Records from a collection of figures
******

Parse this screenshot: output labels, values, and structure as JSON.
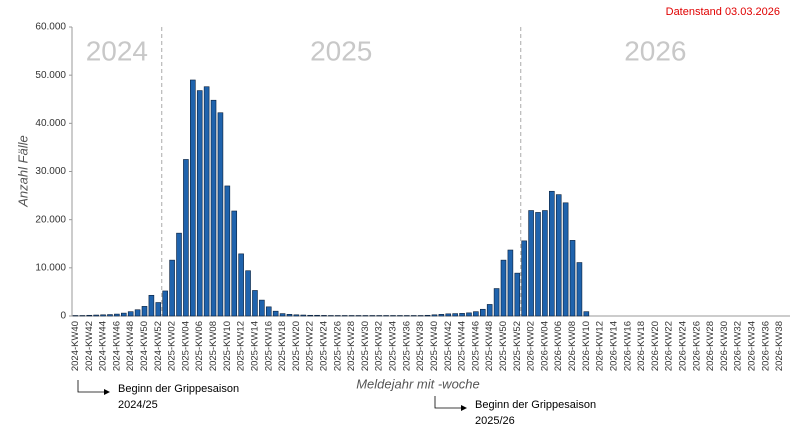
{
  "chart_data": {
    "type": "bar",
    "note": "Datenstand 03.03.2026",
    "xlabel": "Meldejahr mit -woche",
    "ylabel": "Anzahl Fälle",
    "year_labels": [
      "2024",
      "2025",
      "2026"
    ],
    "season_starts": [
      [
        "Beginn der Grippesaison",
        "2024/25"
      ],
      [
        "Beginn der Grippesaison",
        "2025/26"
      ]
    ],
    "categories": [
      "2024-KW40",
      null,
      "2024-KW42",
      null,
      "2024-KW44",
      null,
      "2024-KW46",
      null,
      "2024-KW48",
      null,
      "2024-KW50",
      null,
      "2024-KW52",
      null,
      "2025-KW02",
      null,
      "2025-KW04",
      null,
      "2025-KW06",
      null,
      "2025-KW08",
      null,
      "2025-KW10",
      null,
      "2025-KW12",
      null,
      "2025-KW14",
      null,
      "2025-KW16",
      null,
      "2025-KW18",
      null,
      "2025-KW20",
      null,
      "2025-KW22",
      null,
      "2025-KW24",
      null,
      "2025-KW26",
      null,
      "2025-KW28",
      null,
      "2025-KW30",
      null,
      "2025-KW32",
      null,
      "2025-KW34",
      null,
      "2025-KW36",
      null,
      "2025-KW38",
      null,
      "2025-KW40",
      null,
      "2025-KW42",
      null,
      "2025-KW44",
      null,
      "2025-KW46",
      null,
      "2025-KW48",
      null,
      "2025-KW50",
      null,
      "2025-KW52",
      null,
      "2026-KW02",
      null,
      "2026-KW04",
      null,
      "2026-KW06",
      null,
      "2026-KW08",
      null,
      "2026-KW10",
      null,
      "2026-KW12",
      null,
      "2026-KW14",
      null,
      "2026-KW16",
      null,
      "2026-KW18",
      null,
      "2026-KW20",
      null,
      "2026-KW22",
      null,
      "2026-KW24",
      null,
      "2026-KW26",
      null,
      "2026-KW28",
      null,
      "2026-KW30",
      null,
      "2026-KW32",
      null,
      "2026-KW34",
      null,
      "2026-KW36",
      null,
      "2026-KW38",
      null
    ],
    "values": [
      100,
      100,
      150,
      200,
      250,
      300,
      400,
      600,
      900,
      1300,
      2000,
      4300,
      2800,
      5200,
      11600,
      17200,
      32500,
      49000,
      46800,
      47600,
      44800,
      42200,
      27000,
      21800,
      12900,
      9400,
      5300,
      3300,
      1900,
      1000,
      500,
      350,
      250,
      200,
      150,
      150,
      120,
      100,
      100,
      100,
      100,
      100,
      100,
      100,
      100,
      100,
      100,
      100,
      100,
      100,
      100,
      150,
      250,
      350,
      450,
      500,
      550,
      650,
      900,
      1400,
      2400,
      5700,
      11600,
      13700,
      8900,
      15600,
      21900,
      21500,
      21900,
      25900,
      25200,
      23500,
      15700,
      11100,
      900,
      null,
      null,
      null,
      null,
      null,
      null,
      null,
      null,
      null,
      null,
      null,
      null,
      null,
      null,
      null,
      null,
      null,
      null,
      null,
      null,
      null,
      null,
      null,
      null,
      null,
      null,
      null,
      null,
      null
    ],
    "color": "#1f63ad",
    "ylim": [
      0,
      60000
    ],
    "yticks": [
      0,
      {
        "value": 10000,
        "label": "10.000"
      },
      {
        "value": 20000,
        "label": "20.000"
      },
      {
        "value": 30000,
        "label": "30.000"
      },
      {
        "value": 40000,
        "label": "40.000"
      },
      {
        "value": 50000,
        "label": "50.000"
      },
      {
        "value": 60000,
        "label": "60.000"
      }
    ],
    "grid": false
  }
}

******

*Required task:*
Copy the lines from the entries above in which the word "values" appears.

*Solution below:*
Parse this screenshot: output labels, values, and structure as JSON.
    "values": [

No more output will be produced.